→ TEXT TO READ:
Monday, February 20, 2012

Not At Fault, However Preventable Collision

Many bus operators and transit managers are confused about at-fault versus preventable collisions/accidents.

In general, bus operators are considered professional drivers as CDL holders, and held to a higher standard of performance.

As a manager who has held hundreds of accident hearings, I've heard "but it was not my fault" over and over; even though I've explained that even though a collision may be 100% not at fault it may still be preventable.

A review of some excerpts below will clarify the differences between a non-fault versus preventable collision/accident.  An clear understanding of the principles below are essential for any transit manager involved in the collision/accident review process.


A GUIDE TO DETERMINE ACCIDENT PREVENTABILITY
(Excerpts from NSC via http://www.ped.state.nm.us/div/fin/trans/dl/adjudicate.pdf )
 

DEFENSIVE DRIVING
Concept of Defensive Driving--the ability to avoid accidents in spite of the wrong actions of the other driver and in spite of adverse driving conditions.

STANDARD OF PERFORMANCE
Accidents involve so many different factors that it is impossible to set hard and fast rules to classify them preventable or non-preventable. Each member must make this determination. In making these decisions, a member will answer the question "What standard of safe driving performance do we expect of our drivers in this company?" If a company is lenient, it condones a mediocre standard of safe driving performance. Drivers respect a strict interpretation of the rules so long as the company takes the time and effort to insure that these interpretations are made consistently and impartially. The following paragraphs are offered as a guide in determining the preventability of accidents.

→ PROBLEMS TO SOLVE:
1 > How does the post on preventable collisions define the concept of defensive driving?
2 > Sum up the post on preventable collisions in two sentences.
3 > In the post on preventable collisions, rewrite the paragraph beginning "Accidents involve so many different factors" as a bulleted list that keeps its main facts.

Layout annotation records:
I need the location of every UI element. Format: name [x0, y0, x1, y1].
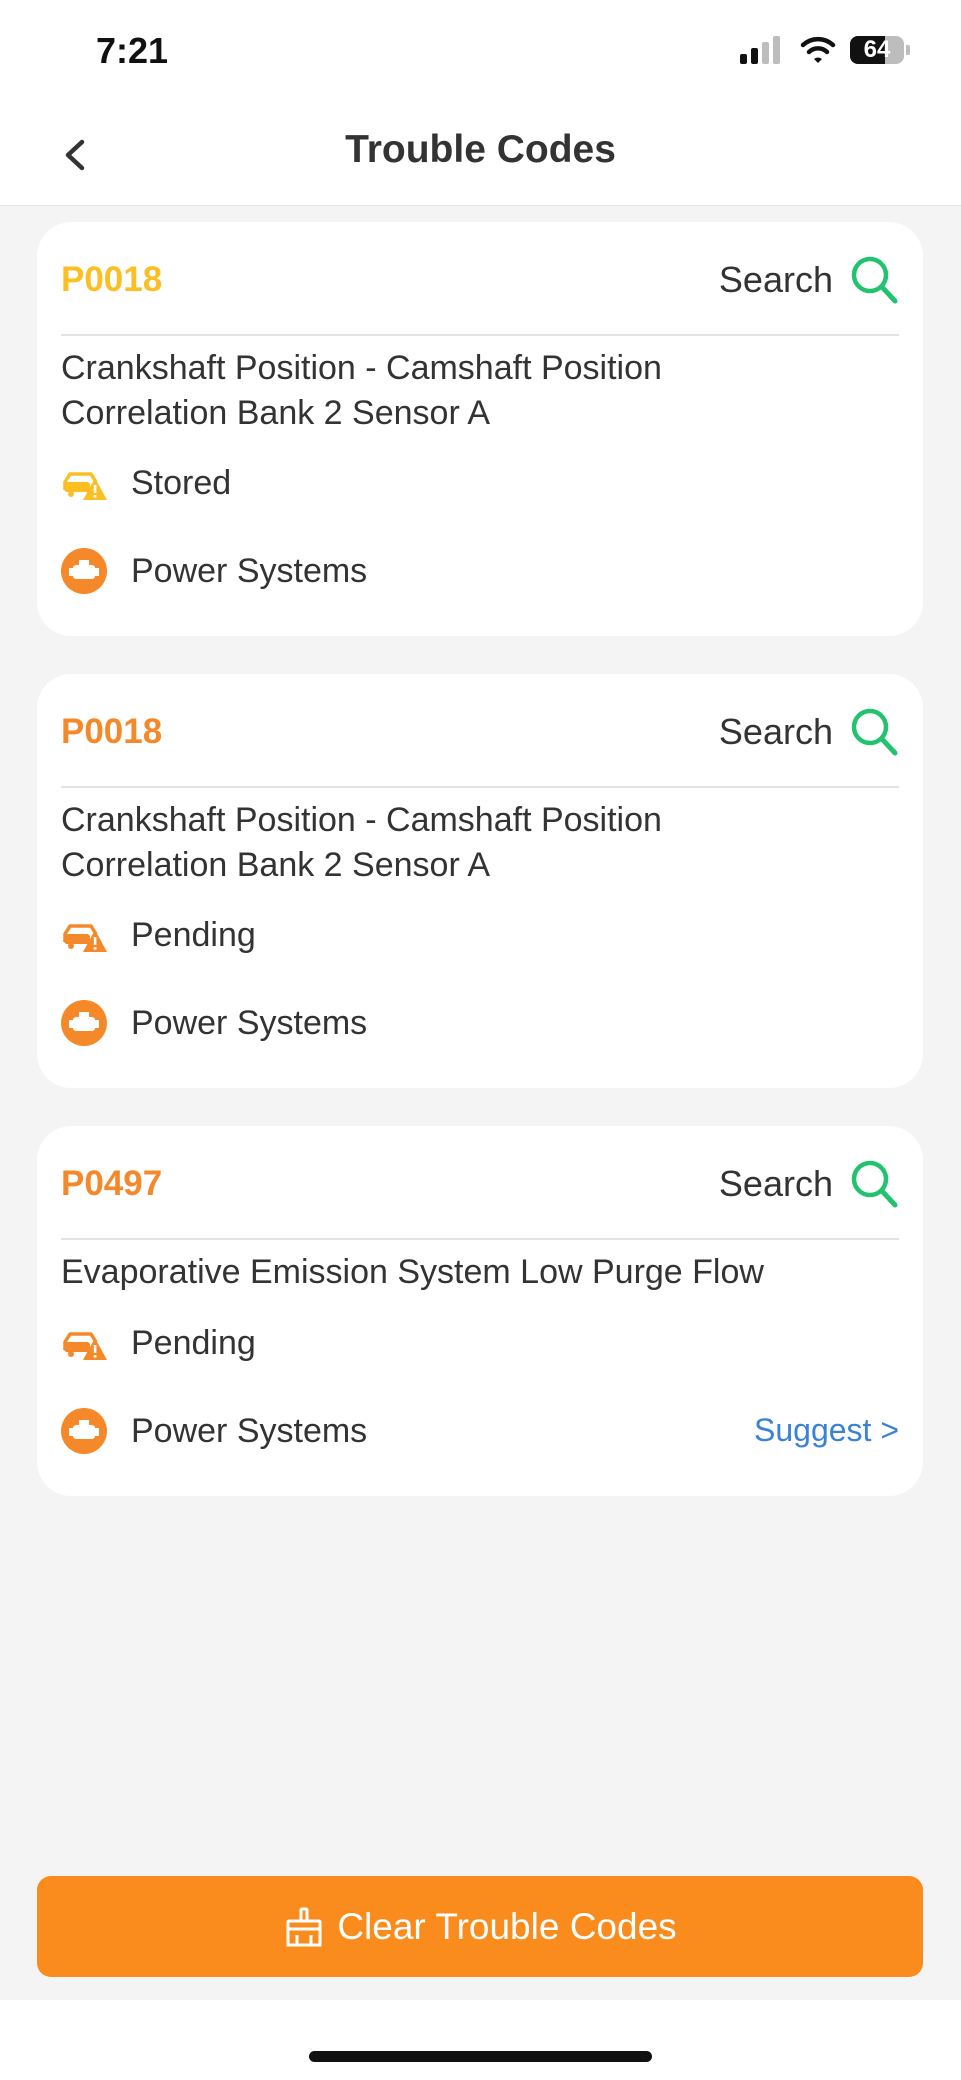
- page-title: Trouble Codes: [345, 128, 616, 171]
- code-description: Crankshaft Position - Camshaft Position …: [61, 349, 662, 432]
- clear-button-label: Clear Trouble Codes: [337, 1905, 677, 1947]
- car-warning-icon: [63, 924, 107, 952]
- battery-percent: 64: [863, 36, 891, 63]
- home-area: [0, 2000, 961, 2080]
- status-row: Pending: [61, 1318, 256, 1368]
- search-icon: [851, 708, 898, 756]
- trouble-code: P0018: [61, 260, 163, 299]
- card-divider: [61, 1238, 899, 1240]
- engine-icon: [61, 1408, 107, 1454]
- wifi-icon: [800, 36, 836, 63]
- system-label: Power Systems: [131, 1003, 368, 1042]
- card-divider: [61, 334, 899, 336]
- search-button[interactable]: Search: [719, 250, 899, 310]
- search-button[interactable]: Search: [719, 702, 899, 762]
- broom-icon: [286, 1907, 322, 1946]
- search-label: Search: [718, 1163, 833, 1204]
- code-description: Evaporative Emission System Low Purge Fl…: [61, 1253, 764, 1291]
- suggest-link[interactable]: Suggest >: [754, 1412, 899, 1449]
- trouble-code-card: P0497 Search Evaporative Emission System…: [37, 1126, 923, 1496]
- search-label: Search: [718, 711, 833, 752]
- trouble-code-card: P0018 Search Crankshaft Position - Camsh…: [37, 222, 923, 636]
- search-icon: [851, 1160, 898, 1208]
- system-label: Power Systems: [131, 551, 368, 590]
- status-row: Stored: [61, 458, 231, 508]
- card-divider: [61, 786, 899, 788]
- system-label: Power Systems: [131, 1411, 368, 1450]
- cellular-signal-icon: [740, 36, 780, 64]
- search-icon: [851, 256, 898, 304]
- system-row: Power Systems: [61, 998, 367, 1048]
- search-label: Search: [718, 259, 833, 300]
- code-description: Crankshaft Position - Camshaft Position …: [61, 801, 662, 884]
- clear-trouble-codes-button[interactable]: Clear Trouble Codes: [37, 1876, 923, 1977]
- status-label: Pending: [131, 1323, 256, 1362]
- status-bar: 7:21 64: [0, 0, 961, 104]
- status-row: Pending: [61, 910, 256, 960]
- car-warning-icon: [63, 472, 107, 500]
- engine-icon: [61, 1000, 107, 1046]
- car-warning-icon: [63, 1332, 107, 1360]
- trouble-code: P0497: [61, 1164, 163, 1203]
- trouble-code-card: P0018 Search Crankshaft Position - Camsh…: [37, 674, 923, 1088]
- engine-icon: [61, 548, 107, 594]
- search-button[interactable]: Search: [719, 1154, 899, 1214]
- trouble-code: P0018: [61, 712, 163, 751]
- status-label: Stored: [131, 463, 232, 502]
- status-label: Pending: [131, 915, 256, 954]
- battery-icon: 64: [850, 34, 910, 66]
- status-time: 7:21: [96, 30, 169, 71]
- nav-bar: Trouble Codes: [0, 104, 961, 206]
- system-row: Power Systems: [61, 1406, 367, 1456]
- system-row: Power Systems: [61, 546, 367, 596]
- home-indicator[interactable]: [309, 2051, 652, 2062]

→ ANSWERS TO EACH TASK:
1 > It is the ability to avoid accidents in spite of the wrong actions of the other driver and in spite of adverse driving conditions.

2 > Bus operators are held to a higher standard as CDL holders, and a collision that is entirely not their fault may still be preventable. Excerpts from an NSC guide define defensive driving as avoiding accidents despite other drivers' wrong actions and adverse conditions, and they say each member must decide what counts as preventable and apply that standard consistently and impartially.

3 >
- Accidents involve so many factors that no hard and fast rules can classify them as preventable or non-preventable.
- Each member must make that determination by asking what standard of safe driving performance it expects of its drivers.
- A lenient company condones a mediocre standard of safe driving.
- Drivers respect a strict interpretation of the rules as long as the company applies it consistently and impartially.
- The paragraphs that follow are offered as a guide for determining whether accidents were preventable.